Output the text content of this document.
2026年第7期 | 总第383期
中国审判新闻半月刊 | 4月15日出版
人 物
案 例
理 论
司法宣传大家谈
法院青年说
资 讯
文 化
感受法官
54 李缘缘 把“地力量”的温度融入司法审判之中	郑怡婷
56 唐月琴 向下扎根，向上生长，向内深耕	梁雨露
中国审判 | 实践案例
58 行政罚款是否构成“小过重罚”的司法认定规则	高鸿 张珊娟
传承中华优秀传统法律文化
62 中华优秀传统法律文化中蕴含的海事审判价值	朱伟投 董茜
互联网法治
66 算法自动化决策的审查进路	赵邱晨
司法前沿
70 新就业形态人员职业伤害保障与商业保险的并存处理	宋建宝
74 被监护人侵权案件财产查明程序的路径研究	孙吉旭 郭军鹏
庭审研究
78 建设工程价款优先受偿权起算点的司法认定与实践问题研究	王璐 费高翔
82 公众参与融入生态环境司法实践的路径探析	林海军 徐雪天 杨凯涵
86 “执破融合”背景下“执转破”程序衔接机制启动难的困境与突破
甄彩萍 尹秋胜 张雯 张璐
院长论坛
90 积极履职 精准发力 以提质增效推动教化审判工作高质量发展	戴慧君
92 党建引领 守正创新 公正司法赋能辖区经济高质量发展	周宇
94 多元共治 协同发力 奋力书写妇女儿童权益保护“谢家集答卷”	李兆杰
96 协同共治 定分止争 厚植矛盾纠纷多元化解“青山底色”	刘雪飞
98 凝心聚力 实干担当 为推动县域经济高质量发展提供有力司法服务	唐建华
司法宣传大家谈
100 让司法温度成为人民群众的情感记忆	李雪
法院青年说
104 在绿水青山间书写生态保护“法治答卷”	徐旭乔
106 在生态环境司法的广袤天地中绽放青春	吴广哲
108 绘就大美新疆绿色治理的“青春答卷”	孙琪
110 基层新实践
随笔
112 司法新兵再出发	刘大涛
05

__________

**SET EXERCISE:** Transcribe every record above exactly as it appears.

**EXERCISE OUTPUT:**
Output the text content of this document.
2026年第7期 | 总第383期
中国审判新闻半月刊 | 4月15日出版
人 物
案 例
理 论
司法宣传大家谈
法院青年说
资 讯
文 化
感受法官
54 李缘缘 把“地力量”的温度融入司法审判之中	郑怡婷
56 唐月琴 向下扎根，向上生长，向内深耕	梁雨露
中国审判 | 实践案例
58 行政罚款是否构成“小过重罚”的司法认定规则	高鸿 张珊娟
传承中华优秀传统法律文化
62 中华优秀传统法律文化中蕴含的海事审判价值	朱伟投 董茜
互联网法治
66 算法自动化决策的审查进路	赵邱晨
司法前沿
70 新就业形态人员职业伤害保障与商业保险的并存处理	宋建宝
74 被监护人侵权案件财产查明程序的路径研究	孙吉旭 郭军鹏
庭审研究
78 建设工程价款优先受偿权起算点的司法认定与实践问题研究	王璐 费高翔
82 公众参与融入生态环境司法实践的路径探析	林海军 徐雪天 杨凯涵
86 “执破融合”背景下“执转破”程序衔接机制启动难的困境与突破
甄彩萍 尹秋胜 张雯 张璐
院长论坛
90 积极履职 精准发力 以提质增效推动教化审判工作高质量发展	戴慧君
92 党建引领 守正创新 公正司法赋能辖区经济高质量发展	周宇
94 多元共治 协同发力 奋力书写妇女儿童权益保护“谢家集答卷”	李兆杰
96 协同共治 定分止争 厚植矛盾纠纷多元化解“青山底色”	刘雪飞
98 凝心聚力 实干担当 为推动县域经济高质量发展提供有力司法服务	唐建华
司法宣传大家谈
100 让司法温度成为人民群众的情感记忆	李雪
法院青年说
104 在绿水青山间书写生态保护“法治答卷”	徐旭乔
106 在生态环境司法的广袤天地中绽放青春	吴广哲
108 绘就大美新疆绿色治理的“青春答卷”	孙琪
110 基层新实践
随笔
112 司法新兵再出发	刘大涛
05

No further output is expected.